# Problem details
Reproduce the data below, replacing every occurrence of "thumbs-up-icon" with "approval-icon" and changing nothing else. Omit the pictures from your answer.

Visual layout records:
*****
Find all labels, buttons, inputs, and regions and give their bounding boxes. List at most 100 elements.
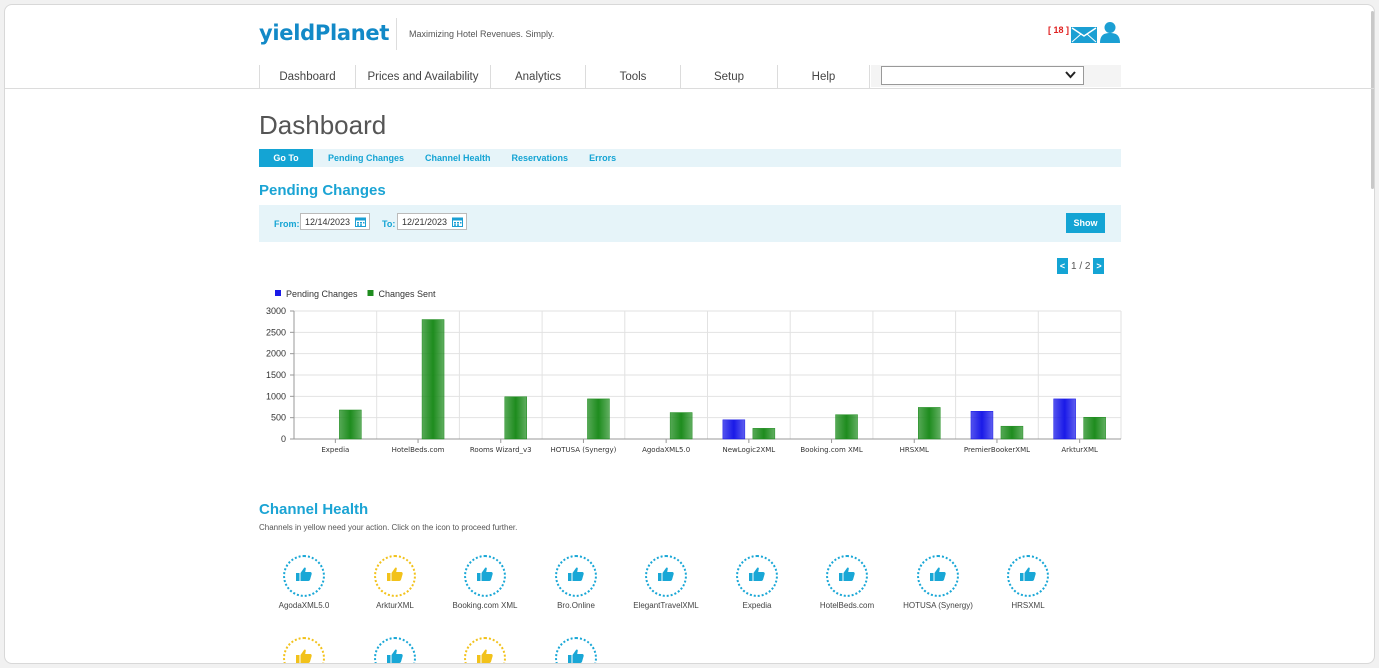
thumbs-up-icon[interactable] — [387, 648, 403, 664]
channel-status-circle[interactable] — [283, 555, 325, 597]
y-tick-label: 3000 — [266, 306, 286, 316]
channel-status-circle[interactable] — [826, 555, 868, 597]
channel-name: HOTUSA (Synergy) — [903, 601, 973, 610]
goto-errors[interactable]: Errors — [589, 153, 617, 163]
thumbs-up-icon[interactable] — [839, 566, 855, 586]
channel-item[interactable]: ArkturXML — [350, 555, 440, 610]
nav-analytics[interactable]: Analytics — [490, 65, 585, 89]
channel-item[interactable]: AgodaXML5.0 — [259, 555, 349, 610]
legend-label: Pending Changes — [286, 289, 358, 299]
bar-sent — [587, 398, 610, 440]
pager-next-button[interactable]: > — [1093, 258, 1105, 274]
top-header: yieldPlanet Maximizing Hotel Revenues. S… — [5, 5, 1374, 89]
channel-item[interactable]: ElegantTravelXML — [621, 555, 711, 610]
channel-status-circle[interactable] — [645, 555, 687, 597]
user-icon[interactable] — [1099, 21, 1121, 48]
thumbs-up-icon[interactable] — [568, 566, 584, 586]
thumbs-up-icon[interactable] — [1020, 566, 1036, 586]
calendar-icon[interactable] — [355, 217, 366, 229]
channel-item[interactable]: Expedia — [712, 555, 802, 610]
channel-item[interactable]: Booking.com XML — [440, 555, 530, 610]
show-button[interactable]: Show — [1066, 213, 1105, 233]
calendar-icon[interactable] — [452, 217, 463, 229]
channel-item[interactable]: Bro.Online — [531, 555, 621, 610]
bar-sent — [421, 319, 445, 440]
thumbs-up-icon[interactable] — [296, 648, 312, 664]
thumbs-up-icon[interactable] — [477, 648, 493, 664]
channel-item[interactable] — [350, 637, 440, 664]
channel-item[interactable] — [440, 637, 530, 664]
thumbs-up-icon[interactable] — [477, 566, 493, 586]
bar-sent — [752, 428, 776, 440]
chevron-down-icon — [1064, 68, 1077, 86]
y-tick-label: 500 — [271, 413, 286, 423]
property-select[interactable] — [881, 66, 1084, 85]
channel-status-circle[interactable] — [1007, 555, 1049, 597]
nav-help[interactable]: Help — [777, 65, 870, 89]
bar-pending — [1053, 398, 1076, 440]
legend-swatch — [367, 290, 374, 296]
x-tick-label: HRSXML — [900, 446, 929, 454]
to-date-value: 12/21/2023 — [402, 217, 448, 227]
goto-reservations[interactable]: Reservations — [511, 153, 569, 163]
pending-changes-chart: Pending Changes Changes Sent 0 500 1000 1500 2… — [266, 289, 1122, 454]
from-date-input[interactable]: 12/14/2023 — [300, 213, 370, 230]
goto-pending-changes[interactable]: Pending Changes — [328, 153, 405, 163]
yieldplanet-logo[interactable]: yieldPlanet — [259, 21, 390, 45]
thumbs-up-icon[interactable] — [930, 566, 946, 586]
thumbs-up-icon[interactable] — [658, 566, 674, 586]
channel-item[interactable] — [531, 637, 621, 664]
pager-prev-button[interactable]: < — [1057, 258, 1068, 274]
channel-health-description: Channels in yellow need your action. Cli… — [259, 523, 518, 532]
channel-status-circle[interactable] — [374, 555, 416, 597]
to-date-input[interactable]: 12/21/2023 — [397, 213, 467, 230]
vertical-scrollbar[interactable] — [1371, 11, 1374, 189]
x-tick-label: NewLogic2XML — [722, 446, 775, 454]
thumbs-up-icon[interactable] — [749, 566, 765, 586]
bar-sent — [339, 409, 362, 440]
channel-name: ArkturXML — [376, 601, 414, 610]
channel-status-circle[interactable] — [374, 637, 416, 664]
nav-dashboard[interactable]: Dashboard — [259, 65, 355, 89]
channel-item[interactable]: HotelBeds.com — [802, 555, 892, 610]
from-date-value: 12/14/2023 — [305, 217, 351, 227]
y-tick-label: 1500 — [266, 370, 286, 380]
notification-count[interactable]: [ 18 ] — [1048, 25, 1070, 35]
to-label: To: — [382, 219, 396, 229]
channel-name: HotelBeds.com — [819, 601, 875, 610]
channel-item[interactable]: HOTUSA (Synergy) — [893, 555, 983, 610]
nav-setup[interactable]: Setup — [680, 65, 777, 89]
bar-sent — [504, 396, 527, 440]
channel-item[interactable] — [259, 637, 349, 664]
channel-name: ElegantTravelXML — [633, 601, 699, 610]
bar-pending — [970, 411, 994, 440]
channel-status-circle[interactable] — [555, 637, 597, 664]
x-tick-label: PremierBookerXML — [964, 446, 1030, 454]
channel-status-circle[interactable] — [555, 555, 597, 597]
mail-icon[interactable] — [1071, 27, 1097, 48]
channel-status-circle[interactable] — [736, 555, 778, 597]
thumbs-up-icon[interactable] — [296, 566, 312, 586]
legend-swatch — [275, 290, 281, 296]
thumbs-up-icon[interactable] — [568, 648, 584, 664]
nav-tools[interactable]: Tools — [585, 65, 680, 89]
channel-name: Bro.Online — [557, 601, 595, 610]
legend-label: Changes Sent — [379, 289, 437, 299]
nav-prices-availability[interactable]: Prices and Availability — [355, 65, 490, 89]
channel-health-title: Channel Health — [259, 501, 369, 518]
goto-label: Go To — [259, 149, 313, 167]
date-filter-bar: From: 12/14/2023 To: 12/21/2023 Show — [259, 205, 1121, 242]
bar-sent — [1000, 425, 1024, 440]
x-tick-label: HOTUSA (Synergy) — [550, 446, 616, 454]
channel-status-circle[interactable] — [464, 555, 506, 597]
goto-channel-health[interactable]: Channel Health — [425, 153, 491, 163]
channel-status-circle[interactable] — [464, 637, 506, 664]
channel-status-circle[interactable] — [283, 637, 325, 664]
page-title: Dashboard — [259, 110, 387, 140]
bar-sent — [835, 414, 858, 440]
channel-item[interactable]: HRSXML — [983, 555, 1073, 610]
bar-pending — [722, 419, 746, 440]
channel-name: AgodaXML5.0 — [278, 601, 330, 610]
channel-status-circle[interactable] — [917, 555, 959, 597]
thumbs-up-icon[interactable] — [387, 566, 403, 586]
*****
# Solution to this task
Find all labels, buttons, inputs, and regions and give their bounding boxes. List at most 100 elements.
approval-icon[interactable] — [387, 648, 403, 664]
channel-status-circle[interactable] — [283, 555, 325, 597]
y-tick-label: 3000 — [266, 306, 286, 316]
channel-status-circle[interactable] — [826, 555, 868, 597]
channel-name: HOTUSA (Synergy) — [903, 601, 973, 610]
goto-errors[interactable]: Errors — [589, 153, 617, 163]
approval-icon[interactable] — [839, 566, 855, 586]
channel-item[interactable]: ArkturXML — [350, 555, 440, 610]
nav-analytics[interactable]: Analytics — [490, 65, 585, 89]
channel-item[interactable]: AgodaXML5.0 — [259, 555, 349, 610]
legend-label: Pending Changes — [286, 289, 358, 299]
bar-sent — [587, 398, 610, 440]
pager-next-button[interactable]: > — [1093, 258, 1105, 274]
top-header: yieldPlanet Maximizing Hotel Revenues. S… — [5, 5, 1374, 89]
channel-item[interactable]: ElegantTravelXML — [621, 555, 711, 610]
channel-status-circle[interactable] — [645, 555, 687, 597]
user-icon[interactable] — [1099, 21, 1121, 48]
approval-icon[interactable] — [568, 566, 584, 586]
approval-icon[interactable] — [1020, 566, 1036, 586]
calendar-icon[interactable] — [355, 217, 366, 229]
channel-item[interactable]: Expedia — [712, 555, 802, 610]
channel-item[interactable]: Booking.com XML — [440, 555, 530, 610]
show-button[interactable]: Show — [1066, 213, 1105, 233]
calendar-icon[interactable] — [452, 217, 463, 229]
channel-item[interactable]: Bro.Online — [531, 555, 621, 610]
bar-sent — [421, 319, 445, 440]
approval-icon[interactable] — [296, 648, 312, 664]
approval-icon[interactable] — [477, 648, 493, 664]
channel-item[interactable] — [350, 637, 440, 664]
channel-item[interactable] — [440, 637, 530, 664]
approval-icon[interactable] — [477, 566, 493, 586]
bar-sent — [752, 428, 776, 440]
chevron-down-icon — [1064, 68, 1077, 86]
y-tick-label: 500 — [271, 413, 286, 423]
property-select[interactable] — [881, 66, 1084, 85]
channel-status-circle[interactable] — [1007, 555, 1049, 597]
nav-help[interactable]: Help — [777, 65, 870, 89]
bar-pending — [1053, 398, 1076, 440]
legend-swatch — [367, 290, 374, 296]
x-tick-label: HRSXML — [900, 446, 929, 454]
to-date-value: 12/21/2023 — [402, 217, 448, 227]
goto-reservations[interactable]: Reservations — [511, 153, 569, 163]
pending-changes-chart: Pending Changes Changes Sent 0 500 1000 1500 2… — [266, 289, 1122, 454]
from-date-input[interactable]: 12/14/2023 — [300, 213, 370, 230]
goto-pending-changes[interactable]: Pending Changes — [328, 153, 405, 163]
yieldplanet-logo[interactable]: yieldPlanet — [259, 21, 390, 45]
approval-icon[interactable] — [930, 566, 946, 586]
approval-icon[interactable] — [658, 566, 674, 586]
channel-item[interactable] — [531, 637, 621, 664]
pager-prev-button[interactable]: < — [1057, 258, 1068, 274]
channel-health-description: Channels in yellow need your action. Cli… — [259, 523, 518, 532]
channel-status-circle[interactable] — [374, 555, 416, 597]
to-date-input[interactable]: 12/21/2023 — [397, 213, 467, 230]
vertical-scrollbar[interactable] — [1371, 11, 1374, 189]
x-tick-label: NewLogic2XML — [722, 446, 775, 454]
approval-icon[interactable] — [749, 566, 765, 586]
bar-sent — [339, 409, 362, 440]
channel-name: ArkturXML — [376, 601, 414, 610]
channel-status-circle[interactable] — [374, 637, 416, 664]
nav-dashboard[interactable]: Dashboard — [259, 65, 355, 89]
channel-item[interactable]: HotelBeds.com — [802, 555, 892, 610]
from-date-value: 12/14/2023 — [305, 217, 351, 227]
y-tick-label: 1500 — [266, 370, 286, 380]
notification-count[interactable]: [ 18 ] — [1048, 25, 1070, 35]
to-label: To: — [382, 219, 396, 229]
channel-name: HotelBeds.com — [819, 601, 875, 610]
channel-item[interactable]: HOTUSA (Synergy) — [893, 555, 983, 610]
nav-setup[interactable]: Setup — [680, 65, 777, 89]
bar-sent — [504, 396, 527, 440]
channel-item[interactable] — [259, 637, 349, 664]
channel-name: ElegantTravelXML — [633, 601, 699, 610]
bar-pending — [970, 411, 994, 440]
channel-status-circle[interactable] — [555, 637, 597, 664]
x-tick-label: PremierBookerXML — [964, 446, 1030, 454]
channel-status-circle[interactable] — [555, 555, 597, 597]
mail-icon[interactable] — [1071, 27, 1097, 48]
channel-status-circle[interactable] — [736, 555, 778, 597]
approval-icon[interactable] — [296, 566, 312, 586]
legend-swatch — [275, 290, 281, 296]
approval-icon[interactable] — [568, 648, 584, 664]
nav-tools[interactable]: Tools — [585, 65, 680, 89]
channel-name: Bro.Online — [557, 601, 595, 610]
legend-label: Changes Sent — [379, 289, 437, 299]
nav-prices-availability[interactable]: Prices and Availability — [355, 65, 490, 89]
channel-health-title: Channel Health — [259, 501, 369, 518]
goto-label: Go To — [259, 149, 313, 167]
date-filter-bar: From: 12/14/2023 To: 12/21/2023 Show — [259, 205, 1121, 242]
bar-sent — [1000, 425, 1024, 440]
x-tick-label: HOTUSA (Synergy) — [550, 446, 616, 454]
channel-status-circle[interactable] — [464, 555, 506, 597]
goto-channel-health[interactable]: Channel Health — [425, 153, 491, 163]
channel-status-circle[interactable] — [464, 637, 506, 664]
channel-status-circle[interactable] — [283, 637, 325, 664]
page-title: Dashboard — [259, 110, 387, 140]
bar-sent — [835, 414, 858, 440]
channel-item[interactable]: HRSXML — [983, 555, 1073, 610]
bar-pending — [722, 419, 746, 440]
channel-name: AgodaXML5.0 — [278, 601, 330, 610]
channel-status-circle[interactable] — [917, 555, 959, 597]
approval-icon[interactable] — [387, 566, 403, 586]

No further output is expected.